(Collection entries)
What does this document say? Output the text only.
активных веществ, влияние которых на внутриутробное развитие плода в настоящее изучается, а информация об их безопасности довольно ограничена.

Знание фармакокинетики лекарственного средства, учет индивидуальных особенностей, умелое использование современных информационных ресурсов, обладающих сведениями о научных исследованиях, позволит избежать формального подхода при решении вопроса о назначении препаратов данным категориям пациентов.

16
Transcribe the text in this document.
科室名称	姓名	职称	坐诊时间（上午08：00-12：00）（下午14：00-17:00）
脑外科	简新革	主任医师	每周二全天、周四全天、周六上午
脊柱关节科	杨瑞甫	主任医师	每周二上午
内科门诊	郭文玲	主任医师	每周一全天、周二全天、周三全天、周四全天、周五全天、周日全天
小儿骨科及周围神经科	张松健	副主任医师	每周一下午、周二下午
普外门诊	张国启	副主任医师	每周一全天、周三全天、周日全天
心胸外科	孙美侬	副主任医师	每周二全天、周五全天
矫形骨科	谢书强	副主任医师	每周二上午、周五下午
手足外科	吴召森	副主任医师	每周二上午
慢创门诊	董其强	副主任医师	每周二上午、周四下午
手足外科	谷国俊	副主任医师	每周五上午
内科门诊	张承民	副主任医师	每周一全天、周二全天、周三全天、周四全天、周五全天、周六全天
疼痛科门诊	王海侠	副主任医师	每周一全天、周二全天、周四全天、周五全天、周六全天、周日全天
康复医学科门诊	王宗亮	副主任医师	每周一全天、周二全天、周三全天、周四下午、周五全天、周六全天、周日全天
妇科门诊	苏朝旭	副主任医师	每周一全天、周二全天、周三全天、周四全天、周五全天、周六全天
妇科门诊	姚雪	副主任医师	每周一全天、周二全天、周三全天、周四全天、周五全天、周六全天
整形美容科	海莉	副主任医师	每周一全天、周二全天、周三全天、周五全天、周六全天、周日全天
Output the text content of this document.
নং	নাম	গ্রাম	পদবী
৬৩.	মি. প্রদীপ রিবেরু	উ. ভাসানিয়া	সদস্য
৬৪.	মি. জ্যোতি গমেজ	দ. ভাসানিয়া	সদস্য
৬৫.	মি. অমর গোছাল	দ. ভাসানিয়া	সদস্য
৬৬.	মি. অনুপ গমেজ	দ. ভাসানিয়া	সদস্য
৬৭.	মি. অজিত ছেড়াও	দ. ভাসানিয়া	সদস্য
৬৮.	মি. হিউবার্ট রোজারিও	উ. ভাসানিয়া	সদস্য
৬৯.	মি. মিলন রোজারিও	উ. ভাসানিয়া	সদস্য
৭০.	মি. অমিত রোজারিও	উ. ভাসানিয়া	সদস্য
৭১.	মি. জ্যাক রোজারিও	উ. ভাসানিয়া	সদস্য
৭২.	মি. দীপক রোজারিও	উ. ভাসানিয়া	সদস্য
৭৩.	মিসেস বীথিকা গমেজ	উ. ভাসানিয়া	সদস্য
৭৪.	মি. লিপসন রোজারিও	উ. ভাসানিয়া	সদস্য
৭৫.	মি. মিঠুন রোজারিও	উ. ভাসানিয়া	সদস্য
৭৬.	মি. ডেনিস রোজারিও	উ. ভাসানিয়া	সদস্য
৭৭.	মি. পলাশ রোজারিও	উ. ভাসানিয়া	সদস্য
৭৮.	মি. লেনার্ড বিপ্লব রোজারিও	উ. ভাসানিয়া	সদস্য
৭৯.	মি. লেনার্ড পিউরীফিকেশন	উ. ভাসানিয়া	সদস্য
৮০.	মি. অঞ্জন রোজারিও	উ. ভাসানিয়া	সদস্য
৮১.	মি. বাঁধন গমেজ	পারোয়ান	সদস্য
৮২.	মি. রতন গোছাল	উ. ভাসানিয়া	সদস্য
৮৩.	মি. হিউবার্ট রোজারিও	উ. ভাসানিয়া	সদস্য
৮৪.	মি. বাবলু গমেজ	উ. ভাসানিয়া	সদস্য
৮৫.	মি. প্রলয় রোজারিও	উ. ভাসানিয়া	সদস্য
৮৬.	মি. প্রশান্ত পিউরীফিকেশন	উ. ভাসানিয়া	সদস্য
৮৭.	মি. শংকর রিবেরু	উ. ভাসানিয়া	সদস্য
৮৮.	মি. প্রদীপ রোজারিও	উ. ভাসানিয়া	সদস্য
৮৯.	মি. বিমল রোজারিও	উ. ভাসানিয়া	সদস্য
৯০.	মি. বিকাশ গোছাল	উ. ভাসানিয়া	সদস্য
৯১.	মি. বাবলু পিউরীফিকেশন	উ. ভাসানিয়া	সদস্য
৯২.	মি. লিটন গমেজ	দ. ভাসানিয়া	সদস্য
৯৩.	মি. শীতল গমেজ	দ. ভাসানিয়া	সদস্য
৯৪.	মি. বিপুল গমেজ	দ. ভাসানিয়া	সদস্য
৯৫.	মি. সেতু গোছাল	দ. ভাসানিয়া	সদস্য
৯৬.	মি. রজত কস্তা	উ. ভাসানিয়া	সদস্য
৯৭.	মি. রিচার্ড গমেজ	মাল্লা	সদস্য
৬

▸ The task
List every line in the records above that contains the word "妇科门诊".

▸ Problem solution
妇科门诊	苏朝旭	副主任医师	每周一全天、周二全天、周三全天、周四全天、周五全天、周六全天
妇科门诊	姚雪	副主任医师	每周一全天、周二全天、周三全天、周四全天、周五全天、周六全天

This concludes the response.